WHAT YOU NEED TO DO:
Whenever a line below holds the word "data", copy that line.

PROVIDED INFORMATION:
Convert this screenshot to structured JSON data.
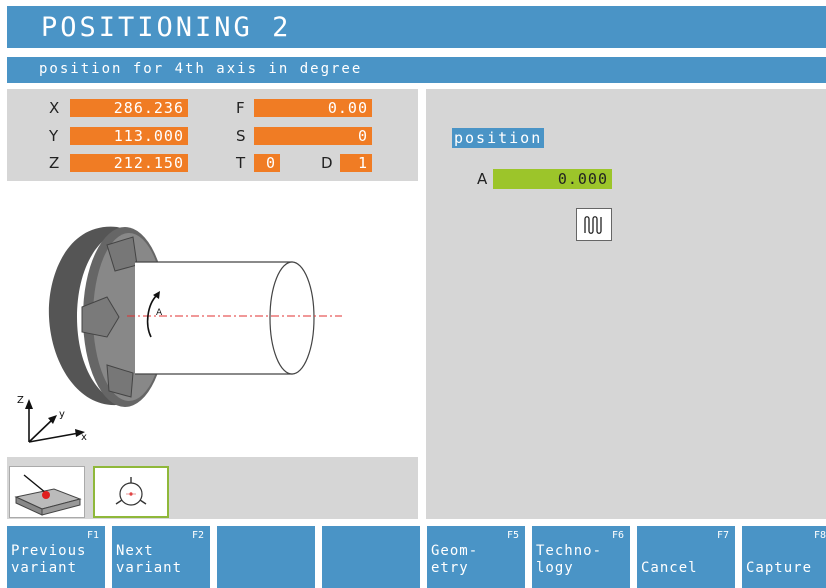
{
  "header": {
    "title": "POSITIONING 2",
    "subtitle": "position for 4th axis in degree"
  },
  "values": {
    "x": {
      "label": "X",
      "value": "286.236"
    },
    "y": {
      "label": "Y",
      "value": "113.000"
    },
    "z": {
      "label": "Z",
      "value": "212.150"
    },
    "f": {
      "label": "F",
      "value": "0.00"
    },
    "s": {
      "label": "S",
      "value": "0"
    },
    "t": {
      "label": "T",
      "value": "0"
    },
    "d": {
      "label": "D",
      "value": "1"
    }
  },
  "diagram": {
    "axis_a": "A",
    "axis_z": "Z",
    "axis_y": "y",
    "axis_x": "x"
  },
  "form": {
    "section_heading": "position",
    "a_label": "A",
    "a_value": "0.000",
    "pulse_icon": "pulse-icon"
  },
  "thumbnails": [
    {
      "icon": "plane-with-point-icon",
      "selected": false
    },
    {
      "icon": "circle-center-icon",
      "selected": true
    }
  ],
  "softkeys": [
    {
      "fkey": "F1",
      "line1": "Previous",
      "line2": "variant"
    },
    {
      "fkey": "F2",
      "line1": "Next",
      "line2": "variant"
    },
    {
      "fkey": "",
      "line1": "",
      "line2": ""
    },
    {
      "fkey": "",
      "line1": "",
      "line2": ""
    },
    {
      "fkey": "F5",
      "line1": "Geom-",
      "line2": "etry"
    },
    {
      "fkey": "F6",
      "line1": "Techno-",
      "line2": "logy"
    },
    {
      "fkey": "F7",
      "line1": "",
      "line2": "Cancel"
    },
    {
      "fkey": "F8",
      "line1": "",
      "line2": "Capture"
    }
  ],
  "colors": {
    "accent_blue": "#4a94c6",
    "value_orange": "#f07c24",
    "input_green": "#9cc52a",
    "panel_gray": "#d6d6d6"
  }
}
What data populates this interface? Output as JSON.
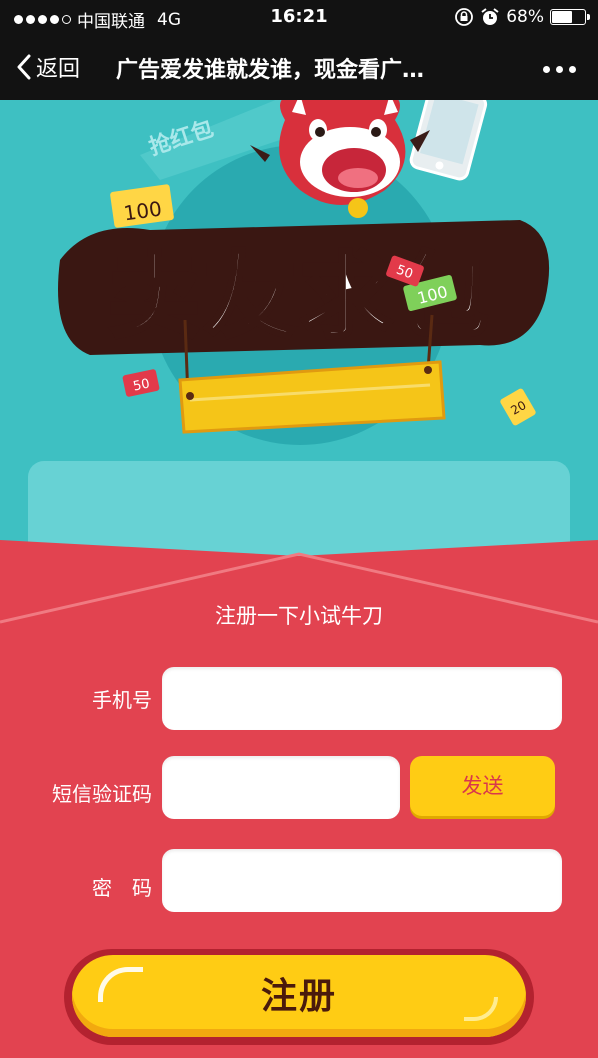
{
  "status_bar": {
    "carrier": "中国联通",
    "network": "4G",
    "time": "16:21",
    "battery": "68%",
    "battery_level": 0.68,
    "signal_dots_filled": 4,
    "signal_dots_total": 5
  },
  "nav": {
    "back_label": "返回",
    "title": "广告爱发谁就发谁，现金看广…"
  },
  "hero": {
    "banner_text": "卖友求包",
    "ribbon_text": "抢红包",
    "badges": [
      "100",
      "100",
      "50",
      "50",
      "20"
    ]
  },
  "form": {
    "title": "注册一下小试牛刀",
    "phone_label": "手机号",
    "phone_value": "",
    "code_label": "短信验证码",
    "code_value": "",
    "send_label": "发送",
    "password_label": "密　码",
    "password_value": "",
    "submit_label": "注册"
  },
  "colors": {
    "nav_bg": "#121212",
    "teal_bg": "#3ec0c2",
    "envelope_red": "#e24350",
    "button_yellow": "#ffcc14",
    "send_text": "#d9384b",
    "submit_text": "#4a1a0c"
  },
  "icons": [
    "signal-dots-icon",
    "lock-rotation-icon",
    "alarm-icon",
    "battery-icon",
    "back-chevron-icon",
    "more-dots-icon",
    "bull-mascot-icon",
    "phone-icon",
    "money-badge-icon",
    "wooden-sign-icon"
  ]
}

TASK OUTPUT:
Convert this screenshot to structured JSON data.
What data populates this interface? Output as JSON.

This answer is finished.